## Written problem
Locate each line holding the string "internet" and copy it.

[start of Material for the task]

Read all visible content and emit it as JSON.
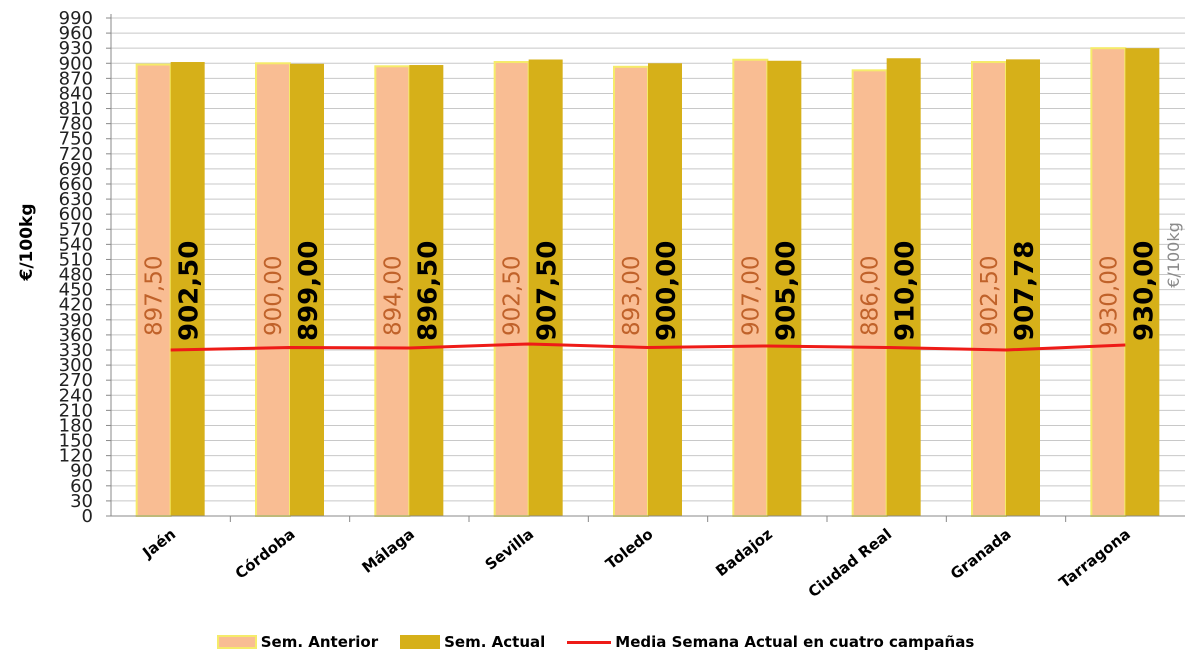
{
  "chart_data": {
    "type": "bar",
    "ylabel": "€/100kg",
    "unit_note": "€/100kg",
    "ylim": [
      0,
      990
    ],
    "ytick_step": 30,
    "categories": [
      "Jaén",
      "Córdoba",
      "Málaga",
      "Sevilla",
      "Toledo",
      "Badajoz",
      "Ciudad Real",
      "Granada",
      "Tarragona"
    ],
    "series": [
      {
        "name": "Sem. Anterior",
        "type": "bar",
        "color": "#F9BD93",
        "border_color": "#F5EB6A",
        "label_color": "#C0622A",
        "values": [
          897.5,
          900.0,
          894.0,
          902.5,
          893.0,
          907.0,
          886.0,
          902.5,
          930.0
        ],
        "labels": [
          "897,50",
          "900,00",
          "894,00",
          "902,50",
          "893,00",
          "907,00",
          "886,00",
          "902,50",
          "930,00"
        ]
      },
      {
        "name": "Sem. Actual",
        "type": "bar",
        "color": "#D6B019",
        "label_color": "#000000",
        "values": [
          902.5,
          899.0,
          896.5,
          907.5,
          900.0,
          905.0,
          910.0,
          907.78,
          930.0
        ],
        "labels": [
          "902,50",
          "899,00",
          "896,50",
          "907,50",
          "900,00",
          "905,00",
          "910,00",
          "907,78",
          "930,00"
        ]
      },
      {
        "name": "Media Semana Actual en cuatro campañas",
        "type": "line",
        "color": "#EE1B17",
        "values": [
          330,
          335,
          334,
          342,
          335,
          338,
          335,
          330,
          340
        ]
      }
    ],
    "grid": true,
    "legend_position": "bottom"
  }
}
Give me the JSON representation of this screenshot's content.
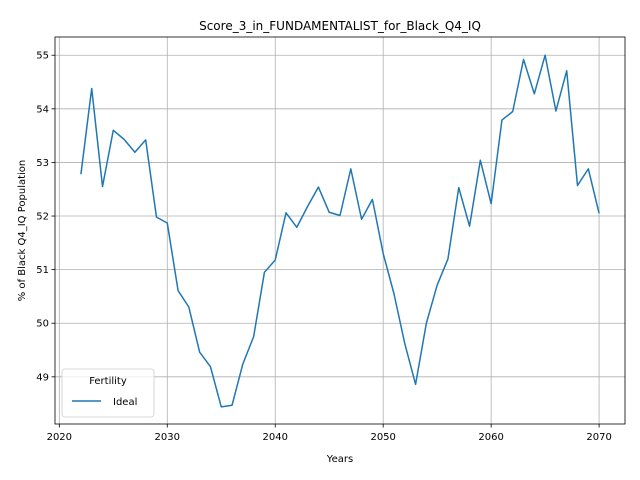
{
  "chart_data": {
    "type": "line",
    "title": "Score_3_in_FUNDAMENTALIST_for_Black_Q4_IQ",
    "xlabel": "Years",
    "ylabel": "% of Black Q4_IQ Population",
    "xlim": [
      2019.6,
      2072.4
    ],
    "ylim": [
      48.12,
      55.34
    ],
    "xticks": [
      2020,
      2030,
      2040,
      2050,
      2060,
      2070
    ],
    "yticks": [
      49,
      50,
      51,
      52,
      53,
      54,
      55
    ],
    "grid": true,
    "legend": {
      "title": "Fertility",
      "placement": "lower-left"
    },
    "series": [
      {
        "name": "Ideal",
        "color": "#1f77b4",
        "x": [
          2022,
          2023,
          2024,
          2025,
          2026,
          2027,
          2028,
          2029,
          2030,
          2031,
          2032,
          2033,
          2034,
          2035,
          2036,
          2037,
          2038,
          2039,
          2040,
          2041,
          2042,
          2043,
          2044,
          2045,
          2046,
          2047,
          2048,
          2049,
          2050,
          2051,
          2052,
          2053,
          2054,
          2055,
          2056,
          2057,
          2058,
          2059,
          2060,
          2061,
          2062,
          2063,
          2064,
          2065,
          2066,
          2067,
          2068,
          2069,
          2070
        ],
        "values": [
          52.78,
          54.38,
          52.55,
          53.6,
          53.43,
          53.19,
          53.42,
          51.98,
          51.87,
          50.61,
          50.3,
          49.46,
          49.19,
          48.44,
          48.47,
          49.24,
          49.75,
          50.95,
          51.18,
          52.06,
          51.79,
          52.18,
          52.54,
          52.07,
          52.01,
          52.88,
          51.94,
          52.31,
          51.3,
          50.55,
          49.62,
          48.86,
          50.0,
          50.71,
          51.2,
          52.53,
          51.81,
          53.04,
          52.23,
          53.79,
          53.95,
          54.92,
          54.28,
          55.0,
          53.96,
          54.71,
          52.57,
          52.88,
          52.05
        ]
      }
    ]
  }
}
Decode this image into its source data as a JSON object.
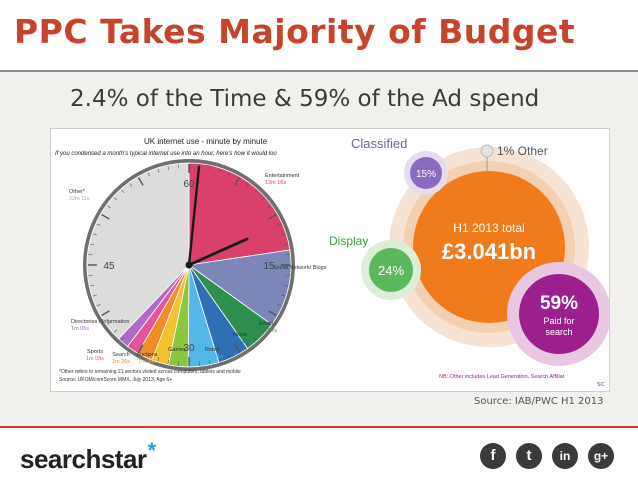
{
  "title": "PPC Takes Majority of Budget",
  "subtitle": "2.4% of the Time & 59% of the Ad spend",
  "source": "Source: IAB/PWC H1 2013",
  "logo": {
    "part1": "search",
    "part2": "star",
    "asterisk": "*"
  },
  "social": [
    {
      "icon": "facebook-icon",
      "glyph": "f"
    },
    {
      "icon": "twitter-icon",
      "glyph": "t"
    },
    {
      "icon": "linkedin-icon",
      "glyph": "in"
    },
    {
      "icon": "google-plus-icon",
      "glyph": "g+"
    }
  ],
  "chart_data": [
    {
      "type": "pie",
      "title": "UK internet use - minute by minute",
      "subtitle": "If you condensed a month's typical internet use into an hour, here's how it would loo",
      "clock_labels": [
        "60",
        "15",
        "30",
        "45"
      ],
      "slices": [
        {
          "name": "Entertainment",
          "value_text": "13m 16s",
          "minutes": 13.27,
          "color": "#d9416a"
        },
        {
          "name": "Social Network/ Blogs",
          "value_text": "7m 12s",
          "minutes": 7.2,
          "color": "#7a87b8"
        },
        {
          "name": "Email",
          "value_text": "3m 07s",
          "minutes": 3.12,
          "color": "#2f8f4e"
        },
        {
          "name": "News",
          "value_text": "2m 56s",
          "minutes": 2.93,
          "color": "#2f6fb3"
        },
        {
          "name": "Retail",
          "value_text": "2m 51s",
          "minutes": 2.85,
          "color": "#55b7e8"
        },
        {
          "name": "Games",
          "value_text": "1m 49s",
          "minutes": 1.82,
          "color": "#8cc63f"
        },
        {
          "name": "Auctions",
          "value_text": "1m 34s",
          "minutes": 1.57,
          "color": "#f2c230"
        },
        {
          "name": "Search",
          "value_text": "1m 26s",
          "minutes": 1.43,
          "color": "#f28c28"
        },
        {
          "name": "Sports",
          "value_text": "1m 08s",
          "minutes": 1.13,
          "color": "#e4569b"
        },
        {
          "name": "Directories / Information",
          "value_text": "1m 05s",
          "minutes": 1.08,
          "color": "#b06cc4"
        },
        {
          "name": "Other*",
          "value_text": "22m 11s",
          "minutes": 22.18,
          "color": "#dcdcdc"
        }
      ],
      "footnote1": "*Other refers to remaining 21 sectors visited across computers, tablets and mobile",
      "footnote2": "Source: UKOM/comScore MMX, July 2013, Age 6+"
    },
    {
      "type": "bubble",
      "total_label": "H1 2013 total",
      "total_value": "£3.041bn",
      "bubbles": [
        {
          "name": "Classified",
          "percent_text": "15%",
          "percent": 15,
          "color": "#8a6bbf"
        },
        {
          "name": "Display",
          "percent_text": "24%",
          "percent": 24,
          "color": "#5cb85c"
        },
        {
          "name": "1% Other",
          "percent_text": "",
          "percent": 1,
          "color": "#aaaaaa"
        },
        {
          "name": "Paid for search",
          "percent_text": "59%",
          "percent": 59,
          "line1": "Paid for",
          "line2": "search",
          "color": "#9b1f8c"
        }
      ],
      "note": "NB: Other includes Lead Generation, Search Affiliat",
      "note_tail": "SC"
    }
  ]
}
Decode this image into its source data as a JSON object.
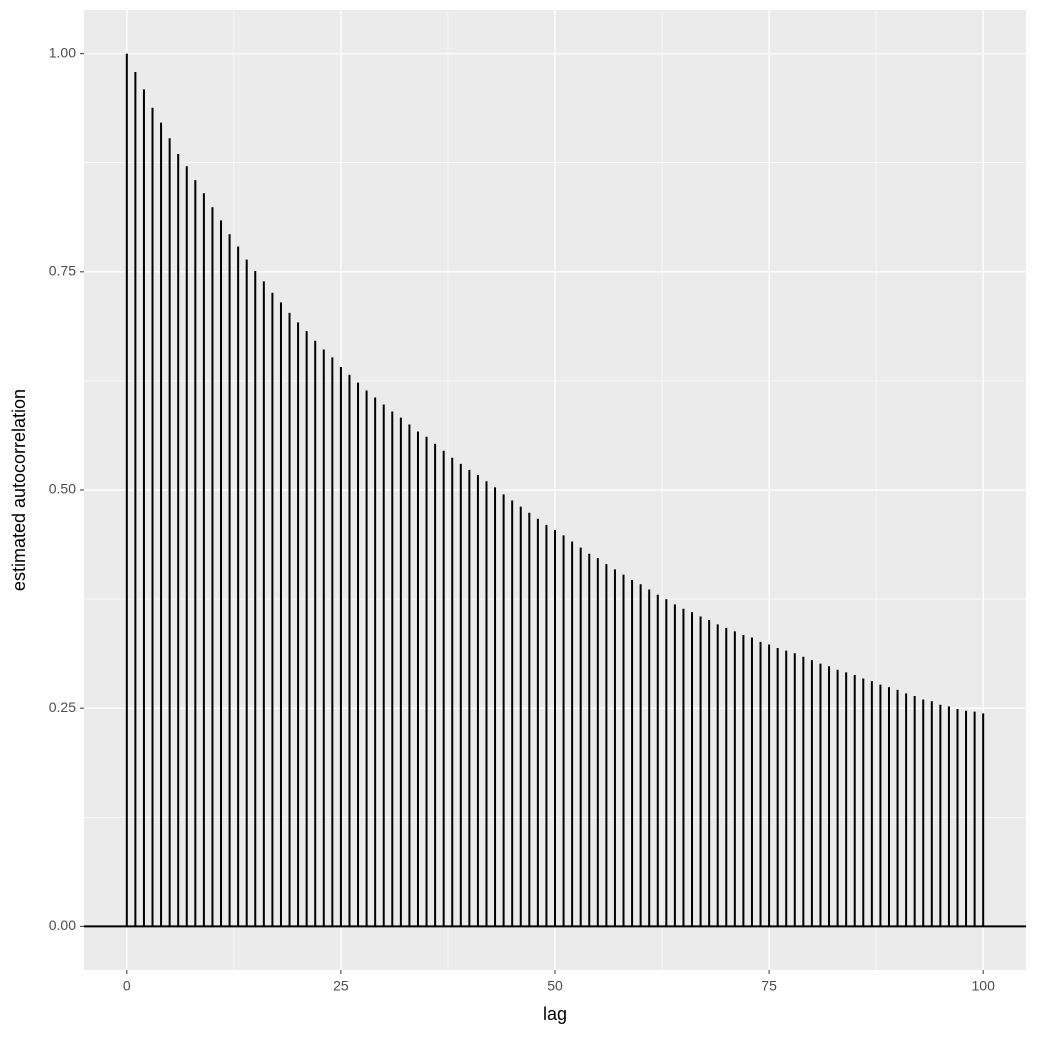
{
  "chart_data": {
    "type": "stem",
    "x_label": "lag",
    "y_label": "estimated autocorrelation",
    "x": [
      0,
      1,
      2,
      3,
      4,
      5,
      6,
      7,
      8,
      9,
      10,
      11,
      12,
      13,
      14,
      15,
      16,
      17,
      18,
      19,
      20,
      21,
      22,
      23,
      24,
      25,
      26,
      27,
      28,
      29,
      30,
      31,
      32,
      33,
      34,
      35,
      36,
      37,
      38,
      39,
      40,
      41,
      42,
      43,
      44,
      45,
      46,
      47,
      48,
      49,
      50,
      51,
      52,
      53,
      54,
      55,
      56,
      57,
      58,
      59,
      60,
      61,
      62,
      63,
      64,
      65,
      66,
      67,
      68,
      69,
      70,
      71,
      72,
      73,
      74,
      75,
      76,
      77,
      78,
      79,
      80,
      81,
      82,
      83,
      84,
      85,
      86,
      87,
      88,
      89,
      90,
      91,
      92,
      93,
      94,
      95,
      96,
      97,
      98,
      99,
      100
    ],
    "series": [
      {
        "color": "#000000",
        "values": [
          1.0,
          0.979,
          0.959,
          0.938,
          0.921,
          0.903,
          0.885,
          0.871,
          0.855,
          0.84,
          0.824,
          0.809,
          0.793,
          0.779,
          0.764,
          0.751,
          0.739,
          0.726,
          0.715,
          0.703,
          0.692,
          0.682,
          0.671,
          0.661,
          0.652,
          0.641,
          0.632,
          0.623,
          0.614,
          0.606,
          0.598,
          0.59,
          0.583,
          0.575,
          0.567,
          0.561,
          0.553,
          0.545,
          0.537,
          0.53,
          0.523,
          0.517,
          0.51,
          0.503,
          0.495,
          0.488,
          0.481,
          0.474,
          0.467,
          0.46,
          0.454,
          0.448,
          0.441,
          0.434,
          0.427,
          0.422,
          0.415,
          0.409,
          0.403,
          0.397,
          0.392,
          0.386,
          0.38,
          0.375,
          0.369,
          0.364,
          0.36,
          0.355,
          0.351,
          0.346,
          0.342,
          0.338,
          0.334,
          0.331,
          0.326,
          0.323,
          0.319,
          0.316,
          0.313,
          0.309,
          0.305,
          0.301,
          0.298,
          0.294,
          0.291,
          0.288,
          0.284,
          0.281,
          0.277,
          0.274,
          0.271,
          0.267,
          0.264,
          0.26,
          0.258,
          0.254,
          0.252,
          0.249,
          0.247,
          0.246,
          0.244
        ]
      }
    ],
    "hline": 0,
    "xlim": [
      -5,
      105
    ],
    "ylim": [
      -0.05,
      1.05
    ],
    "xticks": [
      0,
      25,
      50,
      75,
      100
    ],
    "yticks": [
      {
        "value": 0,
        "label": "0.00"
      },
      {
        "value": 0.25,
        "label": "0.25"
      },
      {
        "value": 0.5,
        "label": "0.50"
      },
      {
        "value": 0.75,
        "label": "0.75"
      },
      {
        "value": 1,
        "label": "1.00"
      }
    ],
    "grid": true,
    "panel_color": "#ebebeb"
  }
}
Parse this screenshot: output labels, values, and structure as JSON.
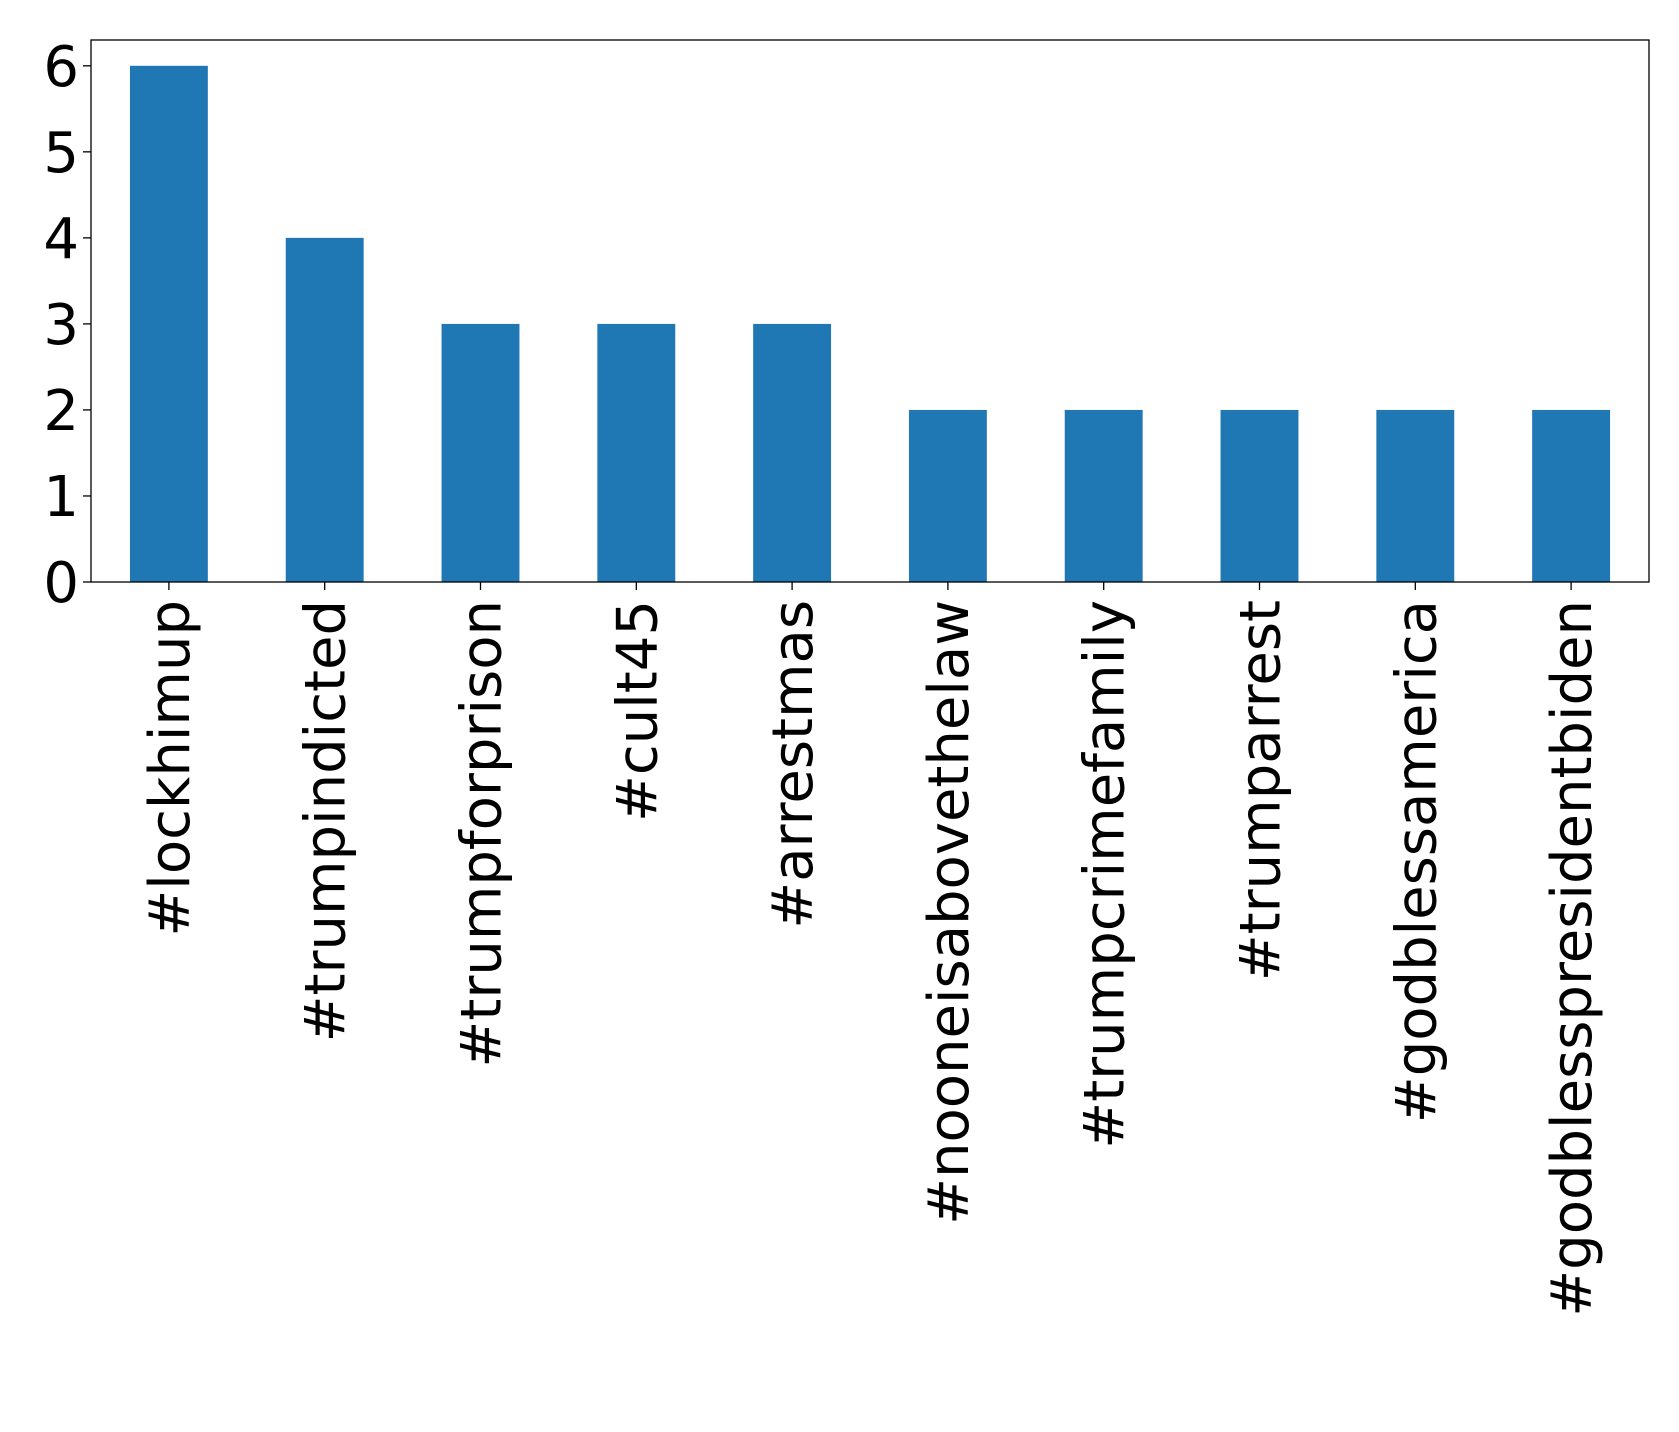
{
  "chart_data": {
    "type": "bar",
    "title": "",
    "xlabel": "",
    "ylabel": "",
    "categories": [
      "#lockhimup",
      "#trumpindicted",
      "#trumpforprison",
      "#cult45",
      "#arrestmas",
      "#nooneisabovethelaw",
      "#trumpcrimefamily",
      "#trumparrest",
      "#godblessamerica",
      "#godblesspresidentbiden"
    ],
    "values": [
      6,
      4,
      3,
      3,
      3,
      2,
      2,
      2,
      2,
      2
    ],
    "ylim": [
      0,
      6.3
    ],
    "yticks": [
      0,
      1,
      2,
      3,
      4,
      5,
      6
    ],
    "bar_color": "#1f77b4",
    "grid": false,
    "legend": "none"
  }
}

[end of Material for the task]

## Exercise output
      "title": "UK internet use - minute by minute",
      "subtitle": "If you condensed a month's typical internet use into an hour, here's how it would loo",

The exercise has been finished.